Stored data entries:
┏━━
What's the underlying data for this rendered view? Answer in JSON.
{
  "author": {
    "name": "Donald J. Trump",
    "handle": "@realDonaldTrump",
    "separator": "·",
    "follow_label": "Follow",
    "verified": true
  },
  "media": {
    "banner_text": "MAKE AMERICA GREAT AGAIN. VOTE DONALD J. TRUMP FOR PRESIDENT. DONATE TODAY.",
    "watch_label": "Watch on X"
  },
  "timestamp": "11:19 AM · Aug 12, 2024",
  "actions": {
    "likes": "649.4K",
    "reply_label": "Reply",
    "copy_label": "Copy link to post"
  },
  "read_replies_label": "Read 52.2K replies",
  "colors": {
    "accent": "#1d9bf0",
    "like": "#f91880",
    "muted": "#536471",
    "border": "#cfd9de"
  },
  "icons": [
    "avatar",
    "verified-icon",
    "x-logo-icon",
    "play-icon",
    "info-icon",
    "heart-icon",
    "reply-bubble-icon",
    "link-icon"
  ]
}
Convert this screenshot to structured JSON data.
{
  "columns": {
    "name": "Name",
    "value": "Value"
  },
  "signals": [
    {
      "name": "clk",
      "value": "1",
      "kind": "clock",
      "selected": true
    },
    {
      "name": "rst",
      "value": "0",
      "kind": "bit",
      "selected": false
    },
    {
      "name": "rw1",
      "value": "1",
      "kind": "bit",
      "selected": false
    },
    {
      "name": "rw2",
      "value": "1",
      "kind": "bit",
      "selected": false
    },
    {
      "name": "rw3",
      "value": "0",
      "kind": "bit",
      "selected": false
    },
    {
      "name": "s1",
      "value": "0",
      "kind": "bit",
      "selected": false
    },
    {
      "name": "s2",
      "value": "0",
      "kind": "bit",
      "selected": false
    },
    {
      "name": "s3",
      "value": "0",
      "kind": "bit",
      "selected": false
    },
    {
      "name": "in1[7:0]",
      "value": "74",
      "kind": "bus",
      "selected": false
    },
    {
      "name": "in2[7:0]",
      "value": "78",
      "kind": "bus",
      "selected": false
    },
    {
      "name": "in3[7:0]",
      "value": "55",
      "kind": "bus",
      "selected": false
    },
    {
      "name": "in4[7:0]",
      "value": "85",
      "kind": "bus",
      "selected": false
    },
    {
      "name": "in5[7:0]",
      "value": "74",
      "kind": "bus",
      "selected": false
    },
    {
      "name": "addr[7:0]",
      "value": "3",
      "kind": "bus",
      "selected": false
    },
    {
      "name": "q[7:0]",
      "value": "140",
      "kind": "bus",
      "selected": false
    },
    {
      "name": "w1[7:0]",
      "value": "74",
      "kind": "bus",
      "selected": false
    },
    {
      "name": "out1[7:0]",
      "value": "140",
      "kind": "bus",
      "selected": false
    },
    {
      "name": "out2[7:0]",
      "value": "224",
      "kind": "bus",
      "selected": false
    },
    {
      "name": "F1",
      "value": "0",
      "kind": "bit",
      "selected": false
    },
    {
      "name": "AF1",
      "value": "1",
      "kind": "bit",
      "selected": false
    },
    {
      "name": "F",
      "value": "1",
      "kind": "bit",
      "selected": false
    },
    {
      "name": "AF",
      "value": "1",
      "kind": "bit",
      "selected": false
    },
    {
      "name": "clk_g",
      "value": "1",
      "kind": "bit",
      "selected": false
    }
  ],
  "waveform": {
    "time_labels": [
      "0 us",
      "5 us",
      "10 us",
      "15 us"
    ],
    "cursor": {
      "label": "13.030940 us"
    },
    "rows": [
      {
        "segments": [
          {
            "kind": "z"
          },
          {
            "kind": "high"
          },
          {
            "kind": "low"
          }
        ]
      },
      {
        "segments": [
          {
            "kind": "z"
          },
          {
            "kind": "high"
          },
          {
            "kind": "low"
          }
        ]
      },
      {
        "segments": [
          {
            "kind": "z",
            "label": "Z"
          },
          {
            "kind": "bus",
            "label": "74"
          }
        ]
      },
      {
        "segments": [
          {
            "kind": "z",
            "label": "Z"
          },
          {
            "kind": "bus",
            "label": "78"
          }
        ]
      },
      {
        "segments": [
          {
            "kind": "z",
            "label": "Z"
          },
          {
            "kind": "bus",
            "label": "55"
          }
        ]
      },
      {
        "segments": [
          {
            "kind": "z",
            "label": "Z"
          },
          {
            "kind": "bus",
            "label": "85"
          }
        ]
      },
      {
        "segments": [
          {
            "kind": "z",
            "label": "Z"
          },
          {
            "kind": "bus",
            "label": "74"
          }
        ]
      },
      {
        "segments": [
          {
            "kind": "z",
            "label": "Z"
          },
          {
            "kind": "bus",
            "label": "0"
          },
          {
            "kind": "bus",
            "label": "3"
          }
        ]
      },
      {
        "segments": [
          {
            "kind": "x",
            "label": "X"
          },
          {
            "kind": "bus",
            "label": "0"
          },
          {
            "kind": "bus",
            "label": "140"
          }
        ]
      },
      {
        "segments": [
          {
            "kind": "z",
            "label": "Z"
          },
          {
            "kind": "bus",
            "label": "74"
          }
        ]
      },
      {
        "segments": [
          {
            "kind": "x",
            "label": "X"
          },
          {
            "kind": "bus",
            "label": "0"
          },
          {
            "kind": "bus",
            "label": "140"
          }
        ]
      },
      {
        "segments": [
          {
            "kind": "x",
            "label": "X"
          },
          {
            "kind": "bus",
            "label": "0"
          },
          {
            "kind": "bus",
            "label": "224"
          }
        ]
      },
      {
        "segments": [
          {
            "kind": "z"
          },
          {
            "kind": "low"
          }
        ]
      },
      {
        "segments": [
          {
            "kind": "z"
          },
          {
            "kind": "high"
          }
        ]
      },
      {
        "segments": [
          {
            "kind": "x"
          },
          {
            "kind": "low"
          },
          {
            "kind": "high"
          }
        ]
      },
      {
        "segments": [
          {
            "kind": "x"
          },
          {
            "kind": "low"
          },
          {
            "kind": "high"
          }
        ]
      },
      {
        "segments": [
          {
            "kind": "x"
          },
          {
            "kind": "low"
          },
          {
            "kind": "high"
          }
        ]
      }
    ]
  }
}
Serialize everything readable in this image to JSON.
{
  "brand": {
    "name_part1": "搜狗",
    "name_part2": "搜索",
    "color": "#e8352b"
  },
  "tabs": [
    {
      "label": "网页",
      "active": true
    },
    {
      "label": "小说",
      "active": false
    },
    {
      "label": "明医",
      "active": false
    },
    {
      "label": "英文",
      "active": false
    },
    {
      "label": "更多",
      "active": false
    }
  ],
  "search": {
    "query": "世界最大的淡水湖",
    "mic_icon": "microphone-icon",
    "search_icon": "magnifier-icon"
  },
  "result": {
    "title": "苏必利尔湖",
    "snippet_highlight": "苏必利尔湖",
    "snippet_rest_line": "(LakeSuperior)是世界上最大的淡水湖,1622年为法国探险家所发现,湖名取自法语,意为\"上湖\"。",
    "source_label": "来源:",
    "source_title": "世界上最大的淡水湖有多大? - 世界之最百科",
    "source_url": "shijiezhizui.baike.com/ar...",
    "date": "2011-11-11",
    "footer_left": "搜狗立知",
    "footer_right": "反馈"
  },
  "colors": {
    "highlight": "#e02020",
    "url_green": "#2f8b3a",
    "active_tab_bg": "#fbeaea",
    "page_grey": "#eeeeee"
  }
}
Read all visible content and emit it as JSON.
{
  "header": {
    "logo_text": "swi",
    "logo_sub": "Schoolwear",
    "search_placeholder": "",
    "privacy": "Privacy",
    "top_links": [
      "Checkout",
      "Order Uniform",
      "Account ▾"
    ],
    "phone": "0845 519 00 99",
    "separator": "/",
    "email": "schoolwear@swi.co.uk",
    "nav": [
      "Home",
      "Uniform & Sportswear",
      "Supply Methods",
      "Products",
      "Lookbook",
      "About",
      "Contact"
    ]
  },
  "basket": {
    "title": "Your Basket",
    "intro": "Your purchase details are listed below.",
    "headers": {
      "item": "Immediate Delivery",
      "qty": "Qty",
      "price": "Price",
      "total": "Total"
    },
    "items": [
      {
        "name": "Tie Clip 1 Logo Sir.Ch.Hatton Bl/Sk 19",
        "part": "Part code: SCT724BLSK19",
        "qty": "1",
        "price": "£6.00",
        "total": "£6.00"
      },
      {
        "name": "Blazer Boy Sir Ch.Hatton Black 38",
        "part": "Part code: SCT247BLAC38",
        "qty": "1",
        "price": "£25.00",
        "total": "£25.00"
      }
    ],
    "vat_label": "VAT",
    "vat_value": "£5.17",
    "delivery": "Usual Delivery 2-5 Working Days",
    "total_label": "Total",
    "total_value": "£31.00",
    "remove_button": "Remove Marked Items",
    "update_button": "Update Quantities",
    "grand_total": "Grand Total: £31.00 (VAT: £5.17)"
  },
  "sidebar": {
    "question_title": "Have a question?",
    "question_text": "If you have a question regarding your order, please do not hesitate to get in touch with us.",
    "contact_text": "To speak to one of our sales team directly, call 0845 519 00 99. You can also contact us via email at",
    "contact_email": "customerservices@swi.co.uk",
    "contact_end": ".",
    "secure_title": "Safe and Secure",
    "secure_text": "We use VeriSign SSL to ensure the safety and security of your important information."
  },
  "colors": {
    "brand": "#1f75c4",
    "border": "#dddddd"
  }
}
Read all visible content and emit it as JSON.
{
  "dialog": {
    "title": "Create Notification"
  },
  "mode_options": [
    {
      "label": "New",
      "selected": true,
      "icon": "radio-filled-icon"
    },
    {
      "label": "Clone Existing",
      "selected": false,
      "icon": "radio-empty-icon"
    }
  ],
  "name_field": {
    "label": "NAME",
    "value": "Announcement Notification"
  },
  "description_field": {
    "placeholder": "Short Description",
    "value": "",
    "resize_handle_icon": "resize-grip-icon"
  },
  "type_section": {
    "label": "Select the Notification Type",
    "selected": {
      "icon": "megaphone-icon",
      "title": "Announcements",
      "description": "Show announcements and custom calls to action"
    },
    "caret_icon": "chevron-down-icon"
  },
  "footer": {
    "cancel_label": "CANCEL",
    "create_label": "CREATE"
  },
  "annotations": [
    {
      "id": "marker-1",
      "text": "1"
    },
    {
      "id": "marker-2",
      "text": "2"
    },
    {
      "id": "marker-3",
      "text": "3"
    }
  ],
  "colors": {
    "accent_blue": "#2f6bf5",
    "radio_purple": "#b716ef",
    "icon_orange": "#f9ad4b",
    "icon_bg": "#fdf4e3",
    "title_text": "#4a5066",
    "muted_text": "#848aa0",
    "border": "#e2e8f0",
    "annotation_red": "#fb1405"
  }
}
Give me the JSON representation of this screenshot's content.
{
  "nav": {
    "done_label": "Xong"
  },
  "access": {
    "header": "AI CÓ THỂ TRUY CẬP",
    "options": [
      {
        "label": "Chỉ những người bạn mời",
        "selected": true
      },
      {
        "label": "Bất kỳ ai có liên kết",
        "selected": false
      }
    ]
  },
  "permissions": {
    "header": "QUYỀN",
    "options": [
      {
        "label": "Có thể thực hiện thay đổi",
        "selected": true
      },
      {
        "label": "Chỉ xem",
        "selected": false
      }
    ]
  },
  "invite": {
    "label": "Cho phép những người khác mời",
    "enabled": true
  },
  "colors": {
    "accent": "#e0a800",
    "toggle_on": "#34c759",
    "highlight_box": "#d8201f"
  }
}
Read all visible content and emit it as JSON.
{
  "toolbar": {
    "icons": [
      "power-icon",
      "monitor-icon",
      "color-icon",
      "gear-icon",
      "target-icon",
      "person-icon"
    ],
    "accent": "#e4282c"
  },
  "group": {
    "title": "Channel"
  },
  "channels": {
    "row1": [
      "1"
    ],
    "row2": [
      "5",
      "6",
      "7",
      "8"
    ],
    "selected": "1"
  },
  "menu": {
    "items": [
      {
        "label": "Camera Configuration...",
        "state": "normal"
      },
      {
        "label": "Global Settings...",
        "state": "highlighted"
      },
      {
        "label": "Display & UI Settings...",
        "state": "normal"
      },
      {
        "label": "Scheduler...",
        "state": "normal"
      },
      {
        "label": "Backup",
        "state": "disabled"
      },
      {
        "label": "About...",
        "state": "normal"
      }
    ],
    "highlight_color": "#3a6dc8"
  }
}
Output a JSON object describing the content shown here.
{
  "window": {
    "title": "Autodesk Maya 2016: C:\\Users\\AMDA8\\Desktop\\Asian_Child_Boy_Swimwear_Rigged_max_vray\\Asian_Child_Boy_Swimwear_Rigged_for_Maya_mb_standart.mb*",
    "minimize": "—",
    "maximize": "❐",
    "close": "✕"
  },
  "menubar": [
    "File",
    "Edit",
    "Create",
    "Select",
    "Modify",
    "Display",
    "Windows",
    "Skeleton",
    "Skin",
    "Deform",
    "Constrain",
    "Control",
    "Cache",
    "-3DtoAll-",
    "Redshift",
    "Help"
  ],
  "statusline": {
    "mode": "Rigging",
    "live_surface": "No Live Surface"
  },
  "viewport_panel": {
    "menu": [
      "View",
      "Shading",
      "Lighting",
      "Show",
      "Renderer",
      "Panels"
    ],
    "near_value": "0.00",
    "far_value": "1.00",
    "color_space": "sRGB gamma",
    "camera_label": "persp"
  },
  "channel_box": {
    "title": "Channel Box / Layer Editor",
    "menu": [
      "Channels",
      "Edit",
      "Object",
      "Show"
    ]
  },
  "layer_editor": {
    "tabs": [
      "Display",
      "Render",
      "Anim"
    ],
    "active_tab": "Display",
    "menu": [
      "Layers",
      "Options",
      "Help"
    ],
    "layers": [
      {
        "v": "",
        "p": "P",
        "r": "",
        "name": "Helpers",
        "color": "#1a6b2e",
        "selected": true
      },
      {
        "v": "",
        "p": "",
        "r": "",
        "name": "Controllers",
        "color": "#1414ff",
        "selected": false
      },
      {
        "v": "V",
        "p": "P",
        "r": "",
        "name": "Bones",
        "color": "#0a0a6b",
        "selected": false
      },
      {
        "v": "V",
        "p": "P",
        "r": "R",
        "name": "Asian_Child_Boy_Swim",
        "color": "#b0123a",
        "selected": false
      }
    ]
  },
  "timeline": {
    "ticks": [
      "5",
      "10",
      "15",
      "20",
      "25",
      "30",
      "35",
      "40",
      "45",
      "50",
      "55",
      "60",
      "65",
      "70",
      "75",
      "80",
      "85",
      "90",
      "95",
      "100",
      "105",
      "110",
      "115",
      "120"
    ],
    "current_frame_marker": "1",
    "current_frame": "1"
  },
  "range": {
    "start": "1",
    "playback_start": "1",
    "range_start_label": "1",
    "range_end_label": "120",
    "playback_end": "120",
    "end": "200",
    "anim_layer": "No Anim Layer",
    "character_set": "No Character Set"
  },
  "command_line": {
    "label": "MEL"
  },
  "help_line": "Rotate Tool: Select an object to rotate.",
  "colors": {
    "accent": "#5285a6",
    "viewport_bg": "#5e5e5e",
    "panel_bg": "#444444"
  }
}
┗━━
Pull out all lines in the data above that include "Hatton".

- **Complete response**:
        "name": "Tie Clip 1 Logo Sir.Ch.Hatton Bl/Sk 19",
        "name": "Blazer Boy Sir Ch.Hatton Black 38",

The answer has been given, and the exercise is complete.